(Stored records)
>>>>>

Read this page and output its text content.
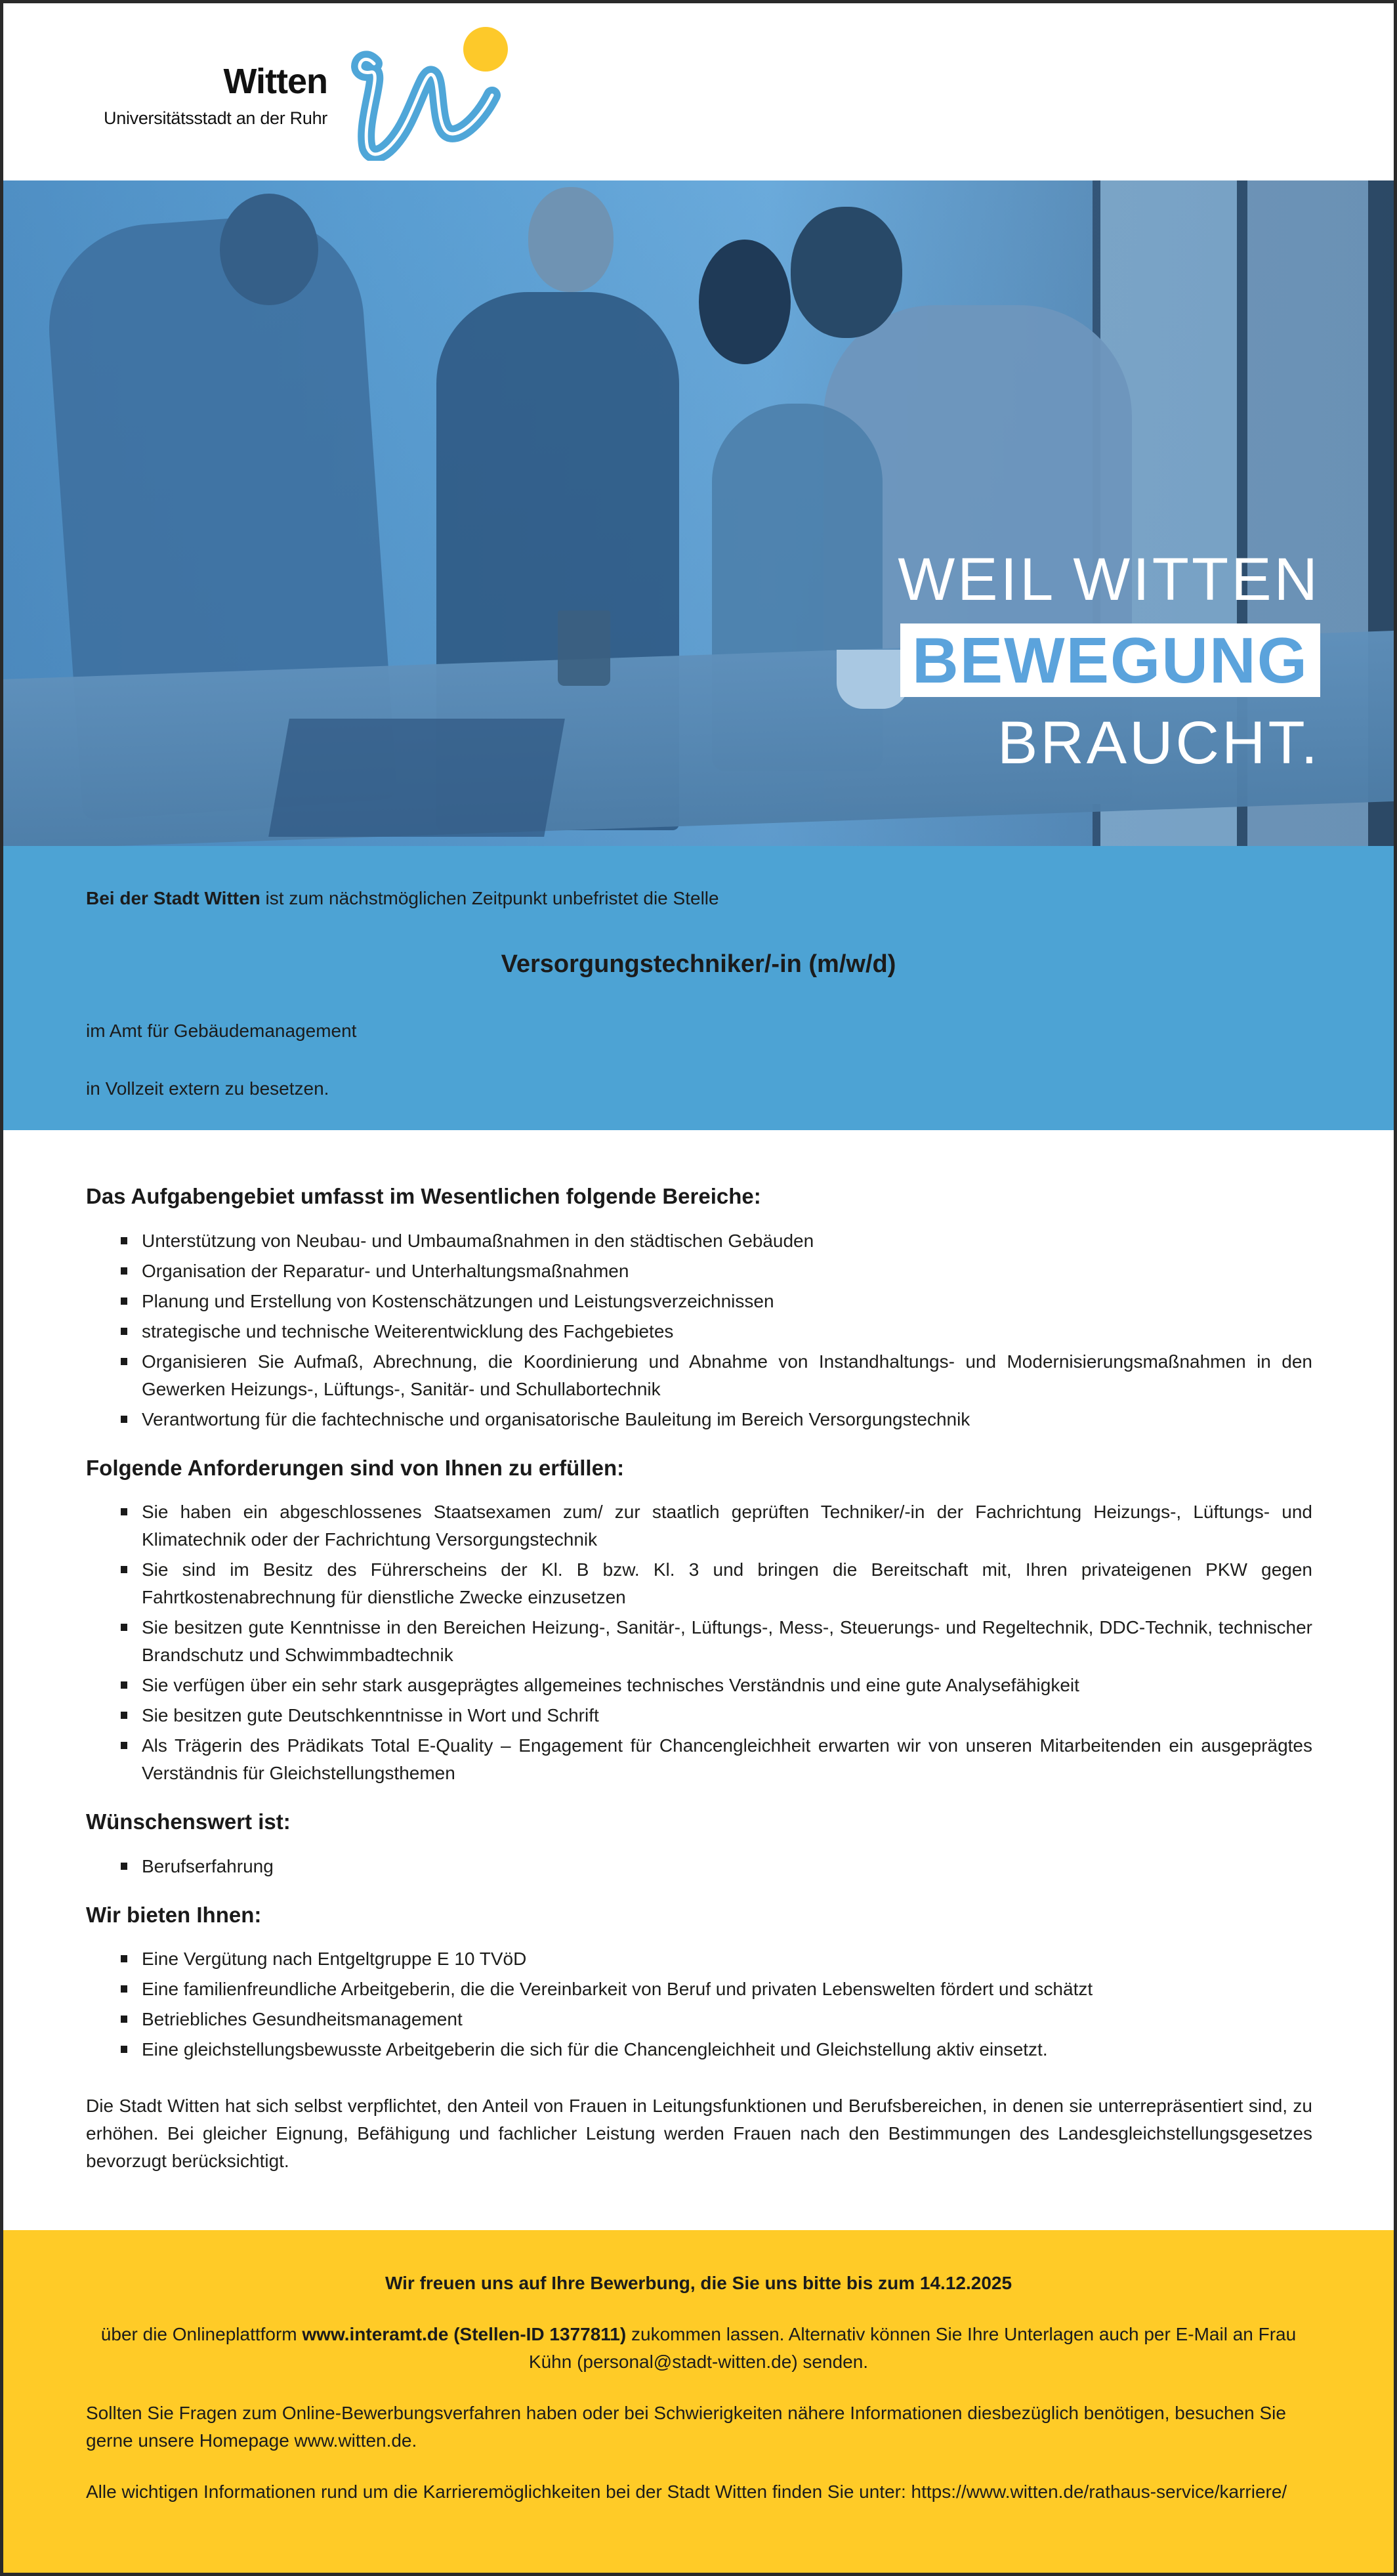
Witten
Universitätsstadt an der Ruhr
WEIL WITTEN
BEWEGUNG
BRAUCHT.

Bei der Stadt Witten ist zum nächstmöglichen Zeitpunkt unbefristet die Stelle

Versorgungstechniker/-in (m/w/d)

im Amt für Gebäudemanagement

in Vollzeit extern zu besetzen.

Das Aufgabengebiet umfasst im Wesentlichen folgende Bereiche:
Unterstützung von Neubau- und Umbaumaßnahmen in den städtischen Gebäuden
Organisation der Reparatur- und Unterhaltungsmaßnahmen
Planung und Erstellung von Kostenschätzungen und Leistungsverzeichnissen
strategische und technische Weiterentwicklung des Fachgebietes
Organisieren Sie Aufmaß, Abrechnung, die Koordinierung und Abnahme von Instandhaltungs- und Modernisierungsmaßnahmen in den Gewerken Heizungs-, Lüftungs-, Sanitär- und Schullabortechnik
Verantwortung für die fachtechnische und organisatorische Bauleitung im Bereich Versorgungstechnik
Folgende Anforderungen sind von Ihnen zu erfüllen:
Sie haben ein abgeschlossenes Staatsexamen zum/ zur staatlich geprüften Techniker/-in der Fachrichtung Heizungs-, Lüftungs- und Klimatechnik oder der Fachrichtung Versorgungstechnik
Sie sind im Besitz des Führerscheins der Kl. B bzw. Kl. 3 und bringen die Bereitschaft mit, Ihren privateigenen PKW gegen Fahrtkostenabrechnung für dienstliche Zwecke einzusetzen
Sie besitzen gute Kenntnisse in den Bereichen Heizung-, Sanitär-, Lüftungs-, Mess-, Steuerungs- und Regeltechnik, DDC-Technik, technischer Brandschutz und Schwimmbadtechnik
Sie verfügen über ein sehr stark ausgeprägtes allgemeines technisches Verständnis und eine gute Analysefähigkeit
Sie besitzen gute Deutschkenntnisse in Wort und Schrift
Als Trägerin des Prädikats Total E-Quality – Engagement für Chancengleichheit erwarten wir von unseren Mitarbeitenden ein ausgeprägtes Verständnis für Gleichstellungsthemen
Wünschenswert ist:
Berufserfahrung
Wir bieten Ihnen:
Eine Vergütung nach Entgeltgruppe E 10 TVöD
Eine familienfreundliche Arbeitgeberin, die die Vereinbarkeit von Beruf und privaten Lebenswelten fördert und schätzt
Betriebliches Gesundheitsmanagement
Eine gleichstellungsbewusste Arbeitgeberin die sich für die Chancengleichheit und Gleichstellung aktiv einsetzt.

Die Stadt Witten hat sich selbst verpflichtet, den Anteil von Frauen in Leitungsfunktionen und Berufsbereichen, in denen sie unterrepräsentiert sind, zu erhöhen. Bei gleicher Eignung, Befähigung und fachlicher Leistung werden Frauen nach den Bestimmungen des Landesgleichstellungsgesetzes bevorzugt berücksichtigt.

Wir freuen uns auf Ihre Bewerbung, die Sie uns bitte bis zum 14.12.2025

über die Onlineplattform www.interamt.de (Stellen-ID 1377811) zukommen lassen. Alternativ können Sie Ihre Unterlagen auch per E-Mail an Frau Kühn (personal@stadt-witten.de) senden.

Sollten Sie Fragen zum Online-Bewerbungsverfahren haben oder bei Schwierigkeiten nähere Informationen diesbezüglich benötigen, besuchen Sie gerne unsere Homepage www.witten.de.

Alle wichtigen Informationen rund um die Karrieremöglichkeiten bei der Stadt Witten finden Sie unter: https://www.witten.de/rathaus-service/karriere/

<<<<<

• _Written task_
From the entries above, extract each line containing "über".

• _Solved problem_
Sie verfügen über ein sehr stark ausgeprägtes allgemeines technisches Verständnis und eine gute Analysefähigkeit
über die Onlineplattform www.interamt.de (Stellen-ID 1377811) zukommen lassen. Alternativ können Sie Ihre Unterlagen auch per E-Mail an Frau Kühn (personal@stadt-witten.de) senden.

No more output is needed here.